### To be done
Transcribe every line of the listing below without any deviation.

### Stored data
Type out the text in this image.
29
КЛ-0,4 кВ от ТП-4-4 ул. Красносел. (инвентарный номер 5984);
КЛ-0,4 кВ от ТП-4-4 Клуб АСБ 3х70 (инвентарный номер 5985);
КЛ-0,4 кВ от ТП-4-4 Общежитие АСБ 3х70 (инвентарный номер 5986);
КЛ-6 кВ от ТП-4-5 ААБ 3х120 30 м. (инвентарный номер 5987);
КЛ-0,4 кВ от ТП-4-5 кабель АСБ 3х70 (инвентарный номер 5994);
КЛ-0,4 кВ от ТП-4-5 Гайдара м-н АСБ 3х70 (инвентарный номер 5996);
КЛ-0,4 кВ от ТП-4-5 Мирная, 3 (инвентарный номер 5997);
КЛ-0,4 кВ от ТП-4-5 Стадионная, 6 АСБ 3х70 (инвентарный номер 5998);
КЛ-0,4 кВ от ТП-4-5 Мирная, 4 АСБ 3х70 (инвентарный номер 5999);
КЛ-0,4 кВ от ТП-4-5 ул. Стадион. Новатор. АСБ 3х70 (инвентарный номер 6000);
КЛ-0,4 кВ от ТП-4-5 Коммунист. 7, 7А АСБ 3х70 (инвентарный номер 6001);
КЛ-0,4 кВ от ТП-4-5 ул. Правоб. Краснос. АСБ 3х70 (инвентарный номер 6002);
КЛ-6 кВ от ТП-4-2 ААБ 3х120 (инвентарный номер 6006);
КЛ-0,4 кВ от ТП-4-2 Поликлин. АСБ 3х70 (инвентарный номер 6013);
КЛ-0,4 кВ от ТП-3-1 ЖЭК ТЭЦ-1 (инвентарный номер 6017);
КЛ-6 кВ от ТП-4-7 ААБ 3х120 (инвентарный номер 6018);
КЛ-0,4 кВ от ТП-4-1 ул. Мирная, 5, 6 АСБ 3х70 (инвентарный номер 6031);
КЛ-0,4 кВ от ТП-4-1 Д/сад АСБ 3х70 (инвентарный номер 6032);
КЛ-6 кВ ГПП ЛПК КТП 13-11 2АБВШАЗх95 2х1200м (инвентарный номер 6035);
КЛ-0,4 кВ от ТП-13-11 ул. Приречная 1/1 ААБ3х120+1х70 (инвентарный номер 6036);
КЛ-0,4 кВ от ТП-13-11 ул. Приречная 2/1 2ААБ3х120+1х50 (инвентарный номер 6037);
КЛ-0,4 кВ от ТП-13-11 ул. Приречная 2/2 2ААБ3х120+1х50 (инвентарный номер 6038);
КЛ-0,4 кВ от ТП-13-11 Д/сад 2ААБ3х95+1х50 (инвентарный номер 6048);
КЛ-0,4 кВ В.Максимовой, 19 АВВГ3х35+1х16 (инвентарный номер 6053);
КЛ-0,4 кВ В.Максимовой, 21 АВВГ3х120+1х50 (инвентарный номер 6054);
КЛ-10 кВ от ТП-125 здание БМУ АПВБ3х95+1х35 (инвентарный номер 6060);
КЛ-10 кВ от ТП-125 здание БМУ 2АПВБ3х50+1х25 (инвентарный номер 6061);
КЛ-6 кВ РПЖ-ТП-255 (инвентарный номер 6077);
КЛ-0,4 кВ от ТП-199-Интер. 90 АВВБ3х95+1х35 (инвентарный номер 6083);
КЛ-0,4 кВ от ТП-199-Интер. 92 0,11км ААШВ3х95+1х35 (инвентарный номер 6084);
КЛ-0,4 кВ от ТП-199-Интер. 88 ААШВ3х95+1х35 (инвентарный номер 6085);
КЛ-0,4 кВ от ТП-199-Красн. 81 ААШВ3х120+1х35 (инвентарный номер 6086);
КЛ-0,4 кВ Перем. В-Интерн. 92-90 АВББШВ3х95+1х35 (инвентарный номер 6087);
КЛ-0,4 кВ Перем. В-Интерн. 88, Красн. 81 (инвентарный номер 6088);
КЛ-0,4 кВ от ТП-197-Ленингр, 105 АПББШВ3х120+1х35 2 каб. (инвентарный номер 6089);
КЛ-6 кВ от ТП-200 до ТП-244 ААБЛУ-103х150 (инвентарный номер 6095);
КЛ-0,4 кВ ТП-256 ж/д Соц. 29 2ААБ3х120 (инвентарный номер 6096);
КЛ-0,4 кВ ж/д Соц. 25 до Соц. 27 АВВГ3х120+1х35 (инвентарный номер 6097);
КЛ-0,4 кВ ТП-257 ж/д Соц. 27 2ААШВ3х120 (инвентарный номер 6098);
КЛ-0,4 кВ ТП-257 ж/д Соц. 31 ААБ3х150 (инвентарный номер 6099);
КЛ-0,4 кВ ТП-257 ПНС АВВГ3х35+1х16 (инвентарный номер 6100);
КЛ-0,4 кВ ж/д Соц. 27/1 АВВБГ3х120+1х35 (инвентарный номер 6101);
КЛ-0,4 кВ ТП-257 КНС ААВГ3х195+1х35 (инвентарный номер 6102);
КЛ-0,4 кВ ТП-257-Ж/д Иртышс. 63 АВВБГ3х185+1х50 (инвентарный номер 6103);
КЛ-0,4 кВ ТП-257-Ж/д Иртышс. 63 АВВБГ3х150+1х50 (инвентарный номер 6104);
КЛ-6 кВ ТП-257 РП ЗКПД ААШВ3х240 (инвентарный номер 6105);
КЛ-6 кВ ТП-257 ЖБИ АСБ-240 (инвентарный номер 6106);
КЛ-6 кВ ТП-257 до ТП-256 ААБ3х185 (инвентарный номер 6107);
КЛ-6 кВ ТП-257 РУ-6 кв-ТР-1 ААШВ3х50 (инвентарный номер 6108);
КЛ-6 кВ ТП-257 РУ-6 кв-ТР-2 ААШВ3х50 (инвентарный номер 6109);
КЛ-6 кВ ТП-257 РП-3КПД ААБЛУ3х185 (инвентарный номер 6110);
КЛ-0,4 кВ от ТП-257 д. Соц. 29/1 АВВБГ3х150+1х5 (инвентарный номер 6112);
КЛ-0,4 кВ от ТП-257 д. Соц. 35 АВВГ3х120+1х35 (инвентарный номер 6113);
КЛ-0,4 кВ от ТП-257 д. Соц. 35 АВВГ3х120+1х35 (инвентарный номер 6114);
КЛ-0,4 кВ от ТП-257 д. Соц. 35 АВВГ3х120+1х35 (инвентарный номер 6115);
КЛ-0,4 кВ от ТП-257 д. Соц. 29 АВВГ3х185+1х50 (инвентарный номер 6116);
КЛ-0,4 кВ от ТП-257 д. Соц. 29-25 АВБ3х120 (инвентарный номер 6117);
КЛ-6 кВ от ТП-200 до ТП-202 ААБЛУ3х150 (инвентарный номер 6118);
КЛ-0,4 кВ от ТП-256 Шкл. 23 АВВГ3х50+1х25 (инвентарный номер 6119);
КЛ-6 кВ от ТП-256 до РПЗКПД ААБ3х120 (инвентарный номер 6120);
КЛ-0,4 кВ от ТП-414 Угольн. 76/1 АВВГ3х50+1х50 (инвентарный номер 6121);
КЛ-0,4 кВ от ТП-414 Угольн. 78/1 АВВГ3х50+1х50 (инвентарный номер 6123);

### Task result
Type out the text in this image.
29
КЛ-0,4 кВ от ТП-4-4 ул. Красносел. (инвентарный номер 5984);
КЛ-0,4 кВ от ТП-4-4 Клуб АСБ 3х70 (инвентарный номер 5985);
КЛ-0,4 кВ от ТП-4-4 Общежитие АСБ 3х70 (инвентарный номер 5986);
КЛ-6 кВ от ТП-4-5 ААБ 3х120 30 м. (инвентарный номер 5987);
КЛ-0,4 кВ от ТП-4-5 кабель АСБ 3х70 (инвентарный номер 5994);
КЛ-0,4 кВ от ТП-4-5 Гайдара м-н АСБ 3х70 (инвентарный номер 5996);
КЛ-0,4 кВ от ТП-4-5 Мирная, 3 (инвентарный номер 5997);
КЛ-0,4 кВ от ТП-4-5 Стадионная, 6 АСБ 3х70 (инвентарный номер 5998);
КЛ-0,4 кВ от ТП-4-5 Мирная, 4 АСБ 3х70 (инвентарный номер 5999);
КЛ-0,4 кВ от ТП-4-5 ул. Стадион. Новатор. АСБ 3х70 (инвентарный номер 6000);
КЛ-0,4 кВ от ТП-4-5 Коммунист. 7, 7А АСБ 3х70 (инвентарный номер 6001);
КЛ-0,4 кВ от ТП-4-5 ул. Правоб. Краснос. АСБ 3х70 (инвентарный номер 6002);
КЛ-6 кВ от ТП-4-2 ААБ 3х120 (инвентарный номер 6006);
КЛ-0,4 кВ от ТП-4-2 Поликлин. АСБ 3х70 (инвентарный номер 6013);
КЛ-0,4 кВ от ТП-3-1 ЖЭК ТЭЦ-1 (инвентарный номер 6017);
КЛ-6 кВ от ТП-4-7 ААБ 3х120 (инвентарный номер 6018);
КЛ-0,4 кВ от ТП-4-1 ул. Мирная, 5, 6 АСБ 3х70 (инвентарный номер 6031);
КЛ-0,4 кВ от ТП-4-1 Д/сад АСБ 3х70 (инвентарный номер 6032);
КЛ-6 кВ ГПП ЛПК КТП 13-11 2АБВШАЗх95 2х1200м (инвентарный номер 6035);
КЛ-0,4 кВ от ТП-13-11 ул. Приречная 1/1 ААБ3х120+1х70 (инвентарный номер 6036);
КЛ-0,4 кВ от ТП-13-11 ул. Приречная 2/1 2ААБ3х120+1х50 (инвентарный номер 6037);
КЛ-0,4 кВ от ТП-13-11 ул. Приречная 2/2 2ААБ3х120+1х50 (инвентарный номер 6038);
КЛ-0,4 кВ от ТП-13-11 Д/сад 2ААБ3х95+1х50 (инвентарный номер 6048);
КЛ-0,4 кВ В.Максимовой, 19 АВВГ3х35+1х16 (инвентарный номер 6053);
КЛ-0,4 кВ В.Максимовой, 21 АВВГ3х120+1х50 (инвентарный номер 6054);
КЛ-10 кВ от ТП-125 здание БМУ АПВБ3х95+1х35 (инвентарный номер 6060);
КЛ-10 кВ от ТП-125 здание БМУ 2АПВБ3х50+1х25 (инвентарный номер 6061);
КЛ-6 кВ РПЖ-ТП-255 (инвентарный номер 6077);
КЛ-0,4 кВ от ТП-199-Интер. 90 АВВБ3х95+1х35 (инвентарный номер 6083);
КЛ-0,4 кВ от ТП-199-Интер. 92 0,11км ААШВ3х95+1х35 (инвентарный номер 6084);
КЛ-0,4 кВ от ТП-199-Интер. 88 ААШВ3х95+1х35 (инвентарный номер 6085);
КЛ-0,4 кВ от ТП-199-Красн. 81 ААШВ3х120+1х35 (инвентарный номер 6086);
КЛ-0,4 кВ Перем. В-Интерн. 92-90 АВББШВ3х95+1х35 (инвентарный номер 6087);
КЛ-0,4 кВ Перем. В-Интерн. 88, Красн. 81 (инвентарный номер 6088);
КЛ-0,4 кВ от ТП-197-Ленингр, 105 АПББШВ3х120+1х35 2 каб. (инвентарный номер 6089);
КЛ-6 кВ от ТП-200 до ТП-244 ААБЛУ-103х150 (инвентарный номер 6095);
КЛ-0,4 кВ ТП-256 ж/д Соц. 29 2ААБ3х120 (инвентарный номер 6096);
КЛ-0,4 кВ ж/д Соц. 25 до Соц. 27 АВВГ3х120+1х35 (инвентарный номер 6097);
КЛ-0,4 кВ ТП-257 ж/д Соц. 27 2ААШВ3х120 (инвентарный номер 6098);
КЛ-0,4 кВ ТП-257 ж/д Соц. 31 ААБ3х150 (инвентарный номер 6099);
КЛ-0,4 кВ ТП-257 ПНС АВВГ3х35+1х16 (инвентарный номер 6100);
КЛ-0,4 кВ ж/д Соц. 27/1 АВВБГ3х120+1х35 (инвентарный номер 6101);
КЛ-0,4 кВ ТП-257 КНС ААВГ3х195+1х35 (инвентарный номер 6102);
КЛ-0,4 кВ ТП-257-Ж/д Иртышс. 63 АВВБГ3х185+1х50 (инвентарный номер 6103);
КЛ-0,4 кВ ТП-257-Ж/д Иртышс. 63 АВВБГ3х150+1х50 (инвентарный номер 6104);
КЛ-6 кВ ТП-257 РП ЗКПД ААШВ3х240 (инвентарный номер 6105);
КЛ-6 кВ ТП-257 ЖБИ АСБ-240 (инвентарный номер 6106);
КЛ-6 кВ ТП-257 до ТП-256 ААБ3х185 (инвентарный номер 6107);
КЛ-6 кВ ТП-257 РУ-6 кв-ТР-1 ААШВ3х50 (инвентарный номер 6108);
КЛ-6 кВ ТП-257 РУ-6 кв-ТР-2 ААШВ3х50 (инвентарный номер 6109);
КЛ-6 кВ ТП-257 РП-3КПД ААБЛУ3х185 (инвентарный номер 6110);
КЛ-0,4 кВ от ТП-257 д. Соц. 29/1 АВВБГ3х150+1х5 (инвентарный номер 6112);
КЛ-0,4 кВ от ТП-257 д. Соц. 35 АВВГ3х120+1х35 (инвентарный номер 6113);
КЛ-0,4 кВ от ТП-257 д. Соц. 35 АВВГ3х120+1х35 (инвентарный номер 6114);
КЛ-0,4 кВ от ТП-257 д. Соц. 35 АВВГ3х120+1х35 (инвентарный номер 6115);
КЛ-0,4 кВ от ТП-257 д. Соц. 29 АВВГ3х185+1х50 (инвентарный номер 6116);
КЛ-0,4 кВ от ТП-257 д. Соц. 29-25 АВБ3х120 (инвентарный номер 6117);
КЛ-6 кВ от ТП-200 до ТП-202 ААБЛУ3х150 (инвентарный номер 6118);
КЛ-0,4 кВ от ТП-256 Шкл. 23 АВВГ3х50+1х25 (инвентарный номер 6119);
КЛ-6 кВ от ТП-256 до РПЗКПД ААБ3х120 (инвентарный номер 6120);
КЛ-0,4 кВ от ТП-414 Угольн. 76/1 АВВГ3х50+1х50 (инвентарный номер 6121);
КЛ-0,4 кВ от ТП-414 Угольн. 78/1 АВВГ3х50+1х50 (инвентарный номер 6123);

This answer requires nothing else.